Kopanang’s revenue model is based on selling processed and packed dried fruit export units to B2B buyers. The financial model indicates Year 1 revenue of R7,350,000, which implies a volume-based ramp supported by export packing and consistent documentation.

The business’s pricing logic is built into procurement, packing, and quality costs:

  • COGS represents 40.0% of revenue in the financial model.
  • Gross margin is maintained at 60.0% across the five-year projection, supporting a scalable operating structure.

Packaging, labeling, and specification management

To serve importers, Kopanang maintains buyer specification files that include:

  • requested pack sizes
  • label formatting requirements
  • carton labeling layout expectations
  • shipment documentation checkpoints

This reduces errors in packing and documentation and improves reorder success because buyers can repeat orders without renegotiating specifications.

Product quality documentation and export readiness

Dried fruit buyers in Europe and the Middle East require shipment integrity and consistent records. Kopanang’s export documentation support is handled by logistics/export support coordination, ensuring:

  • packing lists and invoices align with shipment content
  • timing of packing is coordinated with export readiness
  • consistency across repeated batches

This documentation discipline contributes to operational efficiency and reduces delays at the export stage.

Market Analysis

Target market definition (B2B export buyers)

Kopanang’s target customers are export buyers (wholesalers and importers) and specialty food distributors in Europe and the Middle East who require reliable supply and quality control in dried fruit. These buyers typically place orders for bulk cartons and seek consistent grading, moisture stability, and packaging hygiene to limit returns and claims.

In practical terms, the business focuses on importer networks that transact dried fruit from Southern Africa. The operational strategy assumes trial orders convert into repeat buyer relationships as product consistency is proven.

Customer needs and buying criteria

Export buyers prioritize the following criteria when selecting a dried fruit processor/packer:

1) Consistent quality and grading

Buyers need stable product attributes across shipments. They require consistent sorting and moisture control. When these are not stable, buyers face:

  • rejected shipments
  • costly rework or downgrading
  • reputational risk with their own retailers/customers

Kopanang addresses this with measurable controls and documented batch handling processes.

2) Packaging and label compliance

Export packaging errors can trigger delays or claims. Importers often require consistent carton pack sizes and label formatting aligned with their internal systems and destination compliance norms. Kopanang offers buyer-specific labeling and carton formats to reduce friction.

3) Reliable supply timing and volume

Dried fruit demand is often seasonal and tied to retailer cycles. Buyers want dependable quantities during their buying windows. Kopanang’s operational plan emphasizes process control, packaging inventory readiness, and working-capital support to avoid stockouts.

4) Clear documentation and export coordination

Export readiness requires timely and accurate documents, including packing-related documentation and shipment alignment. Kopanang’s logistics/export documentation support is part of the organizational model, reducing execution errors.

Industry structure and supply chain context

The dried fruit export processing value chain involves:

  1. Fruit intake (sourcing locally)

########################################

Aim:
In the excerpt on Kopanang's dried fruit export business, what Year 1 revenue does the financial model indicate?

Dataset section:
########################################

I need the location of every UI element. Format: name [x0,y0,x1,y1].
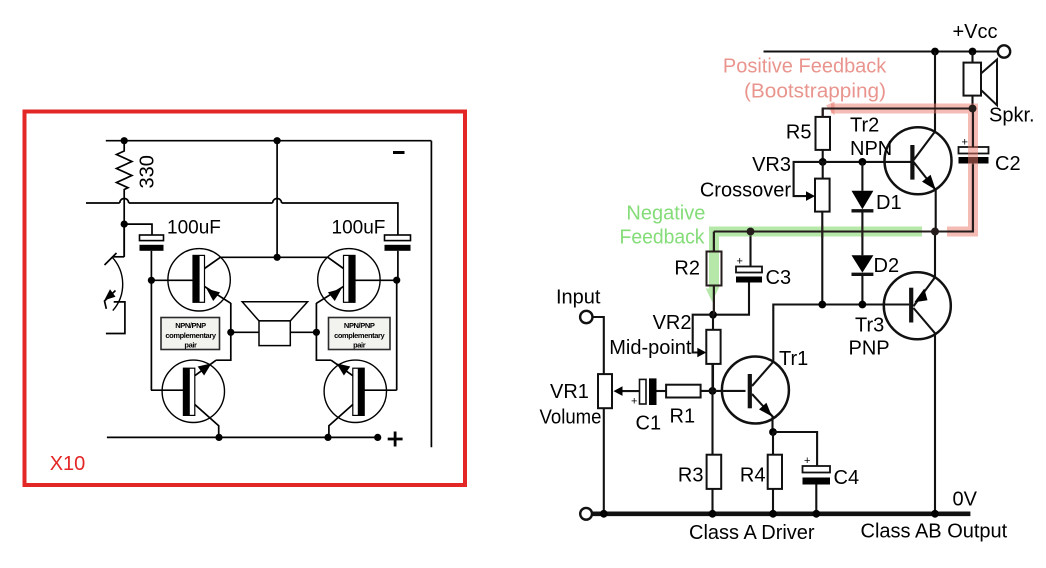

########################################

Expected output:
R7,350,000